Document:
• • •

Waves can be either **transverse **or** longitudinal**. The difference depends on the direction of the wave's oscillations. If the oscillations of the wave are **perpendicular** (right angle) to the direction of travel then the wave is transverse. However, if the oscillations are **parallel** (same direction) to the wave's direction of travel then the wave is longitudinal.

One example of a transverse wave is the electromagnetic wave, where both the electric and magnetic components of the wave oscillate perpendicular to the direction of travel. Sound waves are a typical example of a longitudinal wave, where the particles vibrate back and forth parallel to the wave's direction of travel.

Another important distinction when discussing waves is whether a wave is **mechanical** or **non-mechanical**. The main difference between these two types of waves is if the wave requires a medium to travel through or not. Light can travel through the **vacuum** of space, which means they are non-mechanical waves: they do not need a medium to travel. **A****ll** electromagnetic waves are different types of light, encompassing the entire electromagnetic spectrum from radio waves to visible light to gamma rays. Meanwhile, mechanical waves require a **medium** to travel through. The medium could be any solid, liquid, or gas, such as iron, water, or air.

The wave **frequency** is defined as the number of full waves passing an arbitrary point in space every second.

The wave **period** is the time taken for just one full wave to pass a point.

Waves with **shorter** periods will have **higher** frequencies, as more waves can pass through a point every second. On the other hand, waves with a **longer** period would have **lower** frequencies, because fewer waves can pass through a point every second.

Below is a formula used to calculate the frequency and the period of a wave

\[ f = \frac{1}{T}\,,\]

where \(f\) is the frequency of the wave and\(T\) is the period of the wave (s). In words, the equation above reads

\[ frequency = \frac{1}{time \, period}\,.\]

**Question 1**

A wave has a period of 0.005 seconds. What is the wave's frequency?

**Answer 1**

Use the formula relating wave frequency and period

\[ f = \frac{1}{T} = \frac{1}{0.005 \, \mathrm s} = 200 \, \mathrm{Hz}\,.\]

**Question 2**

If 400 full waves of a wave pass an arbitrary point in space in one second, how long is the period of this wave?

• • •

Entries supplied:
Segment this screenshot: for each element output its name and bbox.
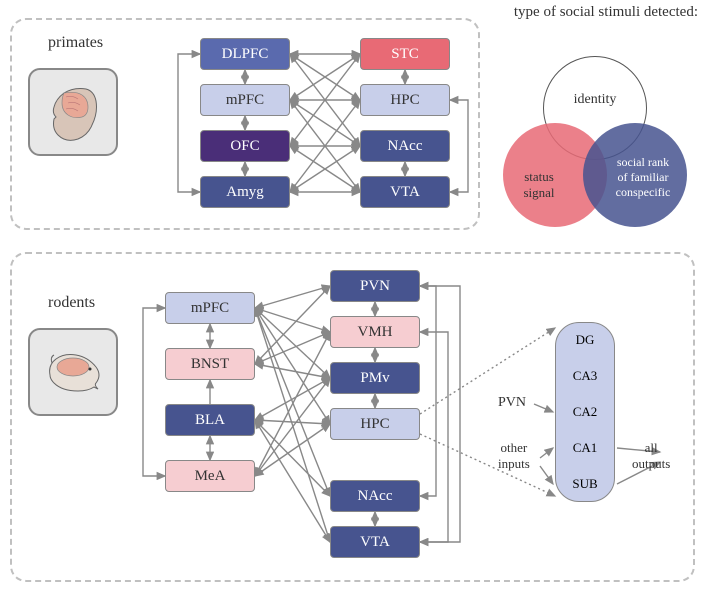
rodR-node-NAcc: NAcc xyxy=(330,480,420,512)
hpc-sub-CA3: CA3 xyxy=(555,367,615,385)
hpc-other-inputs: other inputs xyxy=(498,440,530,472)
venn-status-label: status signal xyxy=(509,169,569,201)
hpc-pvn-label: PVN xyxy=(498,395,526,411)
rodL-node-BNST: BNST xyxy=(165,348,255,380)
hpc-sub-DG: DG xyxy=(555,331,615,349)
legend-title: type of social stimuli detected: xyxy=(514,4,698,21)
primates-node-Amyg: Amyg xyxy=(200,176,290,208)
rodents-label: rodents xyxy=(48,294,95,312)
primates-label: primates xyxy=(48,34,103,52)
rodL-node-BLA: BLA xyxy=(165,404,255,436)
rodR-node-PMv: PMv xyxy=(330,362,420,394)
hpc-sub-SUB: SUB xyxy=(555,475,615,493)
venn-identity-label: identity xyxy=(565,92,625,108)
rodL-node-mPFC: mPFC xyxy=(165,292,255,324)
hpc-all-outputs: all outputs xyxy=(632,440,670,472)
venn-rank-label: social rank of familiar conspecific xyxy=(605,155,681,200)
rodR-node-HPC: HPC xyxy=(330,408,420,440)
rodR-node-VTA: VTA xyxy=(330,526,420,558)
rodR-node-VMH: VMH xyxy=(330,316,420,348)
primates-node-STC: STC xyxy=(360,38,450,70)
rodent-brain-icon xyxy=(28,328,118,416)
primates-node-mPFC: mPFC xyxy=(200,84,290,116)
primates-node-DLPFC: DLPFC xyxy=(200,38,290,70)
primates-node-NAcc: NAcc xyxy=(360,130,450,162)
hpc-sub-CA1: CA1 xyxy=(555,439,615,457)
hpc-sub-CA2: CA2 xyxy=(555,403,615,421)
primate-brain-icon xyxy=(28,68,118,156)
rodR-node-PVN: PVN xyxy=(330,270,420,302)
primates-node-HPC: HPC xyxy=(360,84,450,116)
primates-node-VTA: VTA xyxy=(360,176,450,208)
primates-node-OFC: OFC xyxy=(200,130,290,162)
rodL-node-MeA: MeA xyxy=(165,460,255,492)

• • •

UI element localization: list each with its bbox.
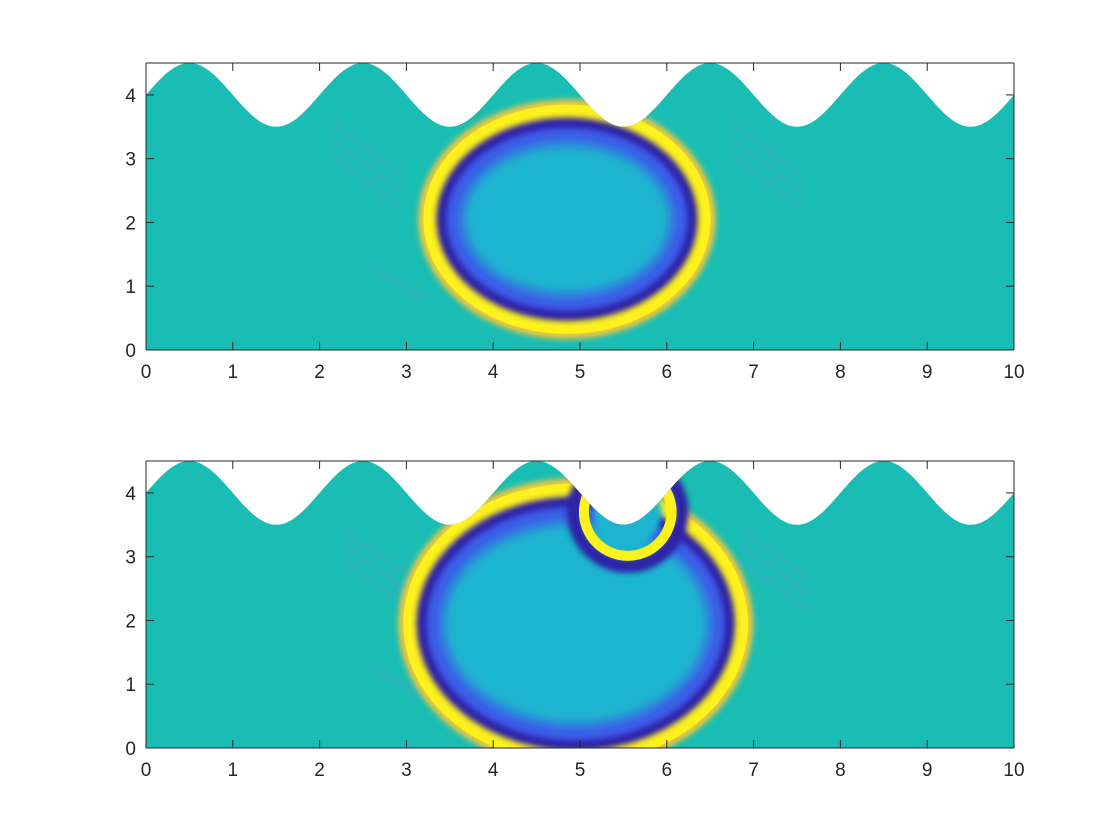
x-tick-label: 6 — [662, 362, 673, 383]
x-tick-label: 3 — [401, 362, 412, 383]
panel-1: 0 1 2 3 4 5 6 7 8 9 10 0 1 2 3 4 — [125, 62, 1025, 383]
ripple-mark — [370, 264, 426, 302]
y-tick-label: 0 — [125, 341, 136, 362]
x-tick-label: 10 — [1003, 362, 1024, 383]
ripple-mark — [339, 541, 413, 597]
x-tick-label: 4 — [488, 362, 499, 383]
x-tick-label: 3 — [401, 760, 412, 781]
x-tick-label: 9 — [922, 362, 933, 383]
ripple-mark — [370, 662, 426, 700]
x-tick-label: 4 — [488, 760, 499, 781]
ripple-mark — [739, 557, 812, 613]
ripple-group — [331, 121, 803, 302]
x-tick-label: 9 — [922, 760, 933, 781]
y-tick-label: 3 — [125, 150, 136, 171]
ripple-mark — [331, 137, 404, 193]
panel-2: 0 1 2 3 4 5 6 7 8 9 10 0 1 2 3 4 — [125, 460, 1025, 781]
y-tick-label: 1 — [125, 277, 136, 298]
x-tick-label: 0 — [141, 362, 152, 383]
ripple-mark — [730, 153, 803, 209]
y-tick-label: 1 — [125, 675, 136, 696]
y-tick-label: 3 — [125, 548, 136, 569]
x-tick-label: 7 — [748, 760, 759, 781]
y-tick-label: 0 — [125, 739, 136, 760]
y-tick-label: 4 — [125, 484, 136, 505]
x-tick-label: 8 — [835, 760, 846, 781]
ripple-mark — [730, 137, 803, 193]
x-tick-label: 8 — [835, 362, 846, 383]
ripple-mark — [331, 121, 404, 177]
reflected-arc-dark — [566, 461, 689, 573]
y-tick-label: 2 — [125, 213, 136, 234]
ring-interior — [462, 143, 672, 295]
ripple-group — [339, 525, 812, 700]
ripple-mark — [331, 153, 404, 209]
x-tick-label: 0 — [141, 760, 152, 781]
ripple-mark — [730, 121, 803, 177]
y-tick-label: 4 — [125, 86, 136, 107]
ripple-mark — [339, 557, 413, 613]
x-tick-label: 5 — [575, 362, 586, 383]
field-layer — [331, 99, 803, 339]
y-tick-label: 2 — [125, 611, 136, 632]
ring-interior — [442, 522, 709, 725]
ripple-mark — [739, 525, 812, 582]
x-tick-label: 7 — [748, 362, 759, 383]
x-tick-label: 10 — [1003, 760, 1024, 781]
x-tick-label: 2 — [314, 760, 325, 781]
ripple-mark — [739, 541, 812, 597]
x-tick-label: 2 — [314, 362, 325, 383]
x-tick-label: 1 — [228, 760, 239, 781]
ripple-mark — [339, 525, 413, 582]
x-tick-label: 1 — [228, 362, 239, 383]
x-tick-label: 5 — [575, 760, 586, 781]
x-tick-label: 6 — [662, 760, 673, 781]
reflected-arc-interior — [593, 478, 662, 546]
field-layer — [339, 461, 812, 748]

• • •

Directive 1: Name every category of wave that the passage on waves defines.
Directive 2: Carry on the passage on waves from the point at which it ends.

Right answer 1: Transverse, longitudinal, mechanical, and non-mechanical.

Right answer 2:
**Answer 2**

If 400 full waves per second pass a point, we have a wave frequency of 400 \(\mathrm{Hz}\). Rearrange the formula given earlier to make the period the subject

\[ T = \frac{1}{f} = \frac{1}{400 \, \mathrm{Hz}} = 0.0025 \, \mathrm s \,.\]

Below you can see a simple diagram of a wave. It has several labels that help us identify wave characteristics with wave terms.

The wave **crest** (or peak) is the highest point of oscillation above the rest position, while the **trough** is the lowest point of oscillation below the rest position.

The **amplitude** of a wave is the maximum displacement between the rest position and its crest.

Alternatively, you could measure the maximum displacement between the rest position and the trough as well to get the amplitude of the wave.

The wave amplitude can help inform us about how much **energy** is in a wave. For example, big (tall) water waves carry more energy than little waves, as you might have experienced yourself. Another example is that an electromagnetic (light) wave with a **high** amplitude will be **brighter** than a **dimmer,** **low-amplitude** wave. Similarly, a sound wave with a high amplitude will be louder than a wave with a lower amplitude.

**Question 3**

The vertical displacement between the crest and trough of a water wave is 0.5 metres. What is the wave's amplitude?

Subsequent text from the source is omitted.